__RECORDS__:
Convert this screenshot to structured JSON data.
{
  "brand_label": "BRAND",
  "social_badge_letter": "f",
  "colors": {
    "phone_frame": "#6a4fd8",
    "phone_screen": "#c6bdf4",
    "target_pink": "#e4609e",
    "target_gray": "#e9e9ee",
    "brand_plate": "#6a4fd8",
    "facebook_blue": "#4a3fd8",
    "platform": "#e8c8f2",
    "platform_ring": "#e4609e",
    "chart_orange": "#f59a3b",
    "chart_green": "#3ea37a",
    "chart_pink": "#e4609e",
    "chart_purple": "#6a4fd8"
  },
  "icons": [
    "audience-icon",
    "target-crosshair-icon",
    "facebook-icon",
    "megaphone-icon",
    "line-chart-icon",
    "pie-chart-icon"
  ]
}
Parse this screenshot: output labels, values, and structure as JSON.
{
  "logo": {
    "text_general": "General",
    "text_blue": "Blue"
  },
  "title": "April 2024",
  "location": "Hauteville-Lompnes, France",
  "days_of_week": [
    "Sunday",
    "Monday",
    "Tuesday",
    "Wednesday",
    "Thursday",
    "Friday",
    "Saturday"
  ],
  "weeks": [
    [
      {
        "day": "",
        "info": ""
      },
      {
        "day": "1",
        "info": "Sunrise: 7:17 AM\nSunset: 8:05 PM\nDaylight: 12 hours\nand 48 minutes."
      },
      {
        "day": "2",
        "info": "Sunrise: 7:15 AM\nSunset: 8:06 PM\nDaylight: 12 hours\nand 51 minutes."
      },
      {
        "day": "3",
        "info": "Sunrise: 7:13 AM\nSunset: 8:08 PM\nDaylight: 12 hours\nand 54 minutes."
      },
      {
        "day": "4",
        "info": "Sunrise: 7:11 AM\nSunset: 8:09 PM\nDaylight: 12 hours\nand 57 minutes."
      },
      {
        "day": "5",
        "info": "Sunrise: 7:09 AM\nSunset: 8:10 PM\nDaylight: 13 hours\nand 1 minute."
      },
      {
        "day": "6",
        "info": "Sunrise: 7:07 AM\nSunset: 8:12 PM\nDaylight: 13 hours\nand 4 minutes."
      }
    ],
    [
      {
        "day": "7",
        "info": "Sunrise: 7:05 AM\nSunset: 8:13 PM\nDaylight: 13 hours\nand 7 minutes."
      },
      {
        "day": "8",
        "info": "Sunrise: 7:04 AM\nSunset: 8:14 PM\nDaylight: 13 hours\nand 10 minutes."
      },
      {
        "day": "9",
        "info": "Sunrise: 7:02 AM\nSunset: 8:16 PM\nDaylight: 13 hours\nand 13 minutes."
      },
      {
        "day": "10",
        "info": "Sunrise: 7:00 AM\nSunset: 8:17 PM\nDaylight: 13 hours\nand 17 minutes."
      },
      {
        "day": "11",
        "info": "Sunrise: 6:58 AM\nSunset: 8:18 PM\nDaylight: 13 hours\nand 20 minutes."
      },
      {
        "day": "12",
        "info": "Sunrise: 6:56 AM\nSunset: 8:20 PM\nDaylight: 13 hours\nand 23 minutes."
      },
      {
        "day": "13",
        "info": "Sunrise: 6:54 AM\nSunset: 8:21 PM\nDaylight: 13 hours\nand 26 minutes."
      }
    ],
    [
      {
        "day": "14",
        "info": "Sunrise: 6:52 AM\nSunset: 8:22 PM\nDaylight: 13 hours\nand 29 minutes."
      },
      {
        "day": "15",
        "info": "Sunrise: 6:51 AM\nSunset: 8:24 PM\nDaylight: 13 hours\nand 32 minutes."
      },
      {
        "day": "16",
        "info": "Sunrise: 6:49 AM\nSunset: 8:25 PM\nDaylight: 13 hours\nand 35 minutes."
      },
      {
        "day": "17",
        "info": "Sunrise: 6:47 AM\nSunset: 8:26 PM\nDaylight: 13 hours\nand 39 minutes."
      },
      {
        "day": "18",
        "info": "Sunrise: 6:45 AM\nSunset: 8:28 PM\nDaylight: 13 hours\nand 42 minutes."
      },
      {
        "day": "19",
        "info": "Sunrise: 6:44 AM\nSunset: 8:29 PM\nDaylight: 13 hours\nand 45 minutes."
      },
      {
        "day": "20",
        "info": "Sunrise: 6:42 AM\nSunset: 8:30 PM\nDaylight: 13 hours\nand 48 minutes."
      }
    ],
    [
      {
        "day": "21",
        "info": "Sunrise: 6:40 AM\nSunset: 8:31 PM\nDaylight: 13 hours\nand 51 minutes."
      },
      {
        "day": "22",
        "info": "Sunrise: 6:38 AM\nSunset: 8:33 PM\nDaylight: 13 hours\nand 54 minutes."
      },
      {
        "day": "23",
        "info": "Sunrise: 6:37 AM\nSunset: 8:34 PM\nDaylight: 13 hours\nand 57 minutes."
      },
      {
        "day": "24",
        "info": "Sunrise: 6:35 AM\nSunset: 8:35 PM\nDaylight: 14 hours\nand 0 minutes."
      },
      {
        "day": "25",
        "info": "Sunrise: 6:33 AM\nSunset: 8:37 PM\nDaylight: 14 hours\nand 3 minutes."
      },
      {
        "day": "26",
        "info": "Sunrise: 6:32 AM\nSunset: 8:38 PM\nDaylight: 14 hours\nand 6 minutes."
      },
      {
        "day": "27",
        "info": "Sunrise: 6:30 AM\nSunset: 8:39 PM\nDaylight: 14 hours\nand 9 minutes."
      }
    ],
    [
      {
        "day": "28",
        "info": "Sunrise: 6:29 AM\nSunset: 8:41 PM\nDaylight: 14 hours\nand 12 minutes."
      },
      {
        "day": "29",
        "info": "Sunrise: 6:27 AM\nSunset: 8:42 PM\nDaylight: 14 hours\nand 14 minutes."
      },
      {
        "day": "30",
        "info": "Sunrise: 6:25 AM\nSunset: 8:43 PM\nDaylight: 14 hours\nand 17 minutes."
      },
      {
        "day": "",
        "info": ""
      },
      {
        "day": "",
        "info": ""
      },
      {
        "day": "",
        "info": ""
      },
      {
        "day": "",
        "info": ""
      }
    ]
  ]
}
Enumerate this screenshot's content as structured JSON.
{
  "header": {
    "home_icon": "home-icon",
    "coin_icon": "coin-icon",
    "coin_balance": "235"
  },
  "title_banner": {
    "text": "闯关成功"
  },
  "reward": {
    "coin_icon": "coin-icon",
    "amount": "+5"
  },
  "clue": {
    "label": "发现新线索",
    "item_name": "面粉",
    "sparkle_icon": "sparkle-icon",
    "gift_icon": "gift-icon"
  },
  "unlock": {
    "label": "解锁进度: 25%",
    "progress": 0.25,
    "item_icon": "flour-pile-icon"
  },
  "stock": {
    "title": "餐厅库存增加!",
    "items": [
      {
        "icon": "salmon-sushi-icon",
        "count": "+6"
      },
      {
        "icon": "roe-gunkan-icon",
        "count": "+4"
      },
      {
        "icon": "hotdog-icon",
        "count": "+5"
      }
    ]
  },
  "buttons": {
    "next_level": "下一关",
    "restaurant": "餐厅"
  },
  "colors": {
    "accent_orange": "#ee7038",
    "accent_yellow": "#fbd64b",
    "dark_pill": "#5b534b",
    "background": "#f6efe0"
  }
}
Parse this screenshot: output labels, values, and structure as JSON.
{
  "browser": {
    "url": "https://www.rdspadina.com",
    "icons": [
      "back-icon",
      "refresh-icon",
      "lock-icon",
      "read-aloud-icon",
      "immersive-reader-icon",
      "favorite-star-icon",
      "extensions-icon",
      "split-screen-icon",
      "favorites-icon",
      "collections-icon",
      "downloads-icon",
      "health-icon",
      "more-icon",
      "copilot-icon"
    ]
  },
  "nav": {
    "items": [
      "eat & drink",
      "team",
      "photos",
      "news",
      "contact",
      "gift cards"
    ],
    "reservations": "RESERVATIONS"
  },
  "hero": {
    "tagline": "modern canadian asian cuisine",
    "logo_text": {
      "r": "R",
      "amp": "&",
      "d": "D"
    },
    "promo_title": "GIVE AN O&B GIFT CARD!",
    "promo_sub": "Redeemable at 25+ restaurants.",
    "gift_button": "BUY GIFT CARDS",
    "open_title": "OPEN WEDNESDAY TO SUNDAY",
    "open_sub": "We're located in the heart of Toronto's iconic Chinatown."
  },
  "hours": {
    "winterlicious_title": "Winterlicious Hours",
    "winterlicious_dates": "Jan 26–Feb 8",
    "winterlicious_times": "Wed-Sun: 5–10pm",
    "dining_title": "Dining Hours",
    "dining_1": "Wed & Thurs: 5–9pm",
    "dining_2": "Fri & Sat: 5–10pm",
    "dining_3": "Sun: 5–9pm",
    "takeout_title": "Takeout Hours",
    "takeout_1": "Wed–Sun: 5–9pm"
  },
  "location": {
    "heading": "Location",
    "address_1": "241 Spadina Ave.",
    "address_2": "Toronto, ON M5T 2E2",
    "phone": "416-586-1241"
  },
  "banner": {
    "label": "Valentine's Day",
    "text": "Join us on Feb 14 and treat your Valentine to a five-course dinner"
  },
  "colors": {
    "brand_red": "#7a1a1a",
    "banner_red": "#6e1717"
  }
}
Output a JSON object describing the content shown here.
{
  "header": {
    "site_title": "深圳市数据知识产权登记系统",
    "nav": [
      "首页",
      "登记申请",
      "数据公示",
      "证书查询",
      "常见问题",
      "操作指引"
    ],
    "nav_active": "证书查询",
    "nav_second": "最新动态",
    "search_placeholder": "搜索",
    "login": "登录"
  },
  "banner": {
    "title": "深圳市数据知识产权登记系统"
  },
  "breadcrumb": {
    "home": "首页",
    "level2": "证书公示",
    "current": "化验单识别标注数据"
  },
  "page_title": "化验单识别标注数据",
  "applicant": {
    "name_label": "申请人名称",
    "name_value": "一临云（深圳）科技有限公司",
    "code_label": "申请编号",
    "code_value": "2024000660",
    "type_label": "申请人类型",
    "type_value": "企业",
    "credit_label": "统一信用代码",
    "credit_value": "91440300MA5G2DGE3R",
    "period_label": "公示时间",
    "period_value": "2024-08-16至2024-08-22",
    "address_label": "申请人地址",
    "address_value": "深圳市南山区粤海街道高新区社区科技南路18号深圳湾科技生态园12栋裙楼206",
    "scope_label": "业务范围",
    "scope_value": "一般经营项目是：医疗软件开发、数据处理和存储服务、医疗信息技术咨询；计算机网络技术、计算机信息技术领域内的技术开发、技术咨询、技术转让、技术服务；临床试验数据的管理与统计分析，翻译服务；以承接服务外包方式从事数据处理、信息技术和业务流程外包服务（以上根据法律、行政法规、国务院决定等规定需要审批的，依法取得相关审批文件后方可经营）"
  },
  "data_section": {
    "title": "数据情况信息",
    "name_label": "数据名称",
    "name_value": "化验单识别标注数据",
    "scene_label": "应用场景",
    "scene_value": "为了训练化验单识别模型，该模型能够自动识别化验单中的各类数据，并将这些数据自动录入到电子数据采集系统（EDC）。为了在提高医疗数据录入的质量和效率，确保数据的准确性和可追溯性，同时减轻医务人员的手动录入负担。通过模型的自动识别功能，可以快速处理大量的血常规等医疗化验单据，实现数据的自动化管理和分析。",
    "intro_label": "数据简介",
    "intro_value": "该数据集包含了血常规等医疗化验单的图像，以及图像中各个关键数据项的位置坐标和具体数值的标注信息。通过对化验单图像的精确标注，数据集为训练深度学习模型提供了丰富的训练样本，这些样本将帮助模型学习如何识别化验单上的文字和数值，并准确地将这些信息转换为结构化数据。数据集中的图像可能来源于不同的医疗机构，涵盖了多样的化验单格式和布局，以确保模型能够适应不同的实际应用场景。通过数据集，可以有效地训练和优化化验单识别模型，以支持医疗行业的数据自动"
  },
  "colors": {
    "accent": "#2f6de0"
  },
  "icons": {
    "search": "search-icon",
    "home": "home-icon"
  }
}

__WHAT IS NEEDED__: Check each line above for the string "content", then copy the ones that have it.

__TASK OUTPUT__:
Enumerate this screenshot's content as structured JSON.
Output a JSON object describing the content shown here.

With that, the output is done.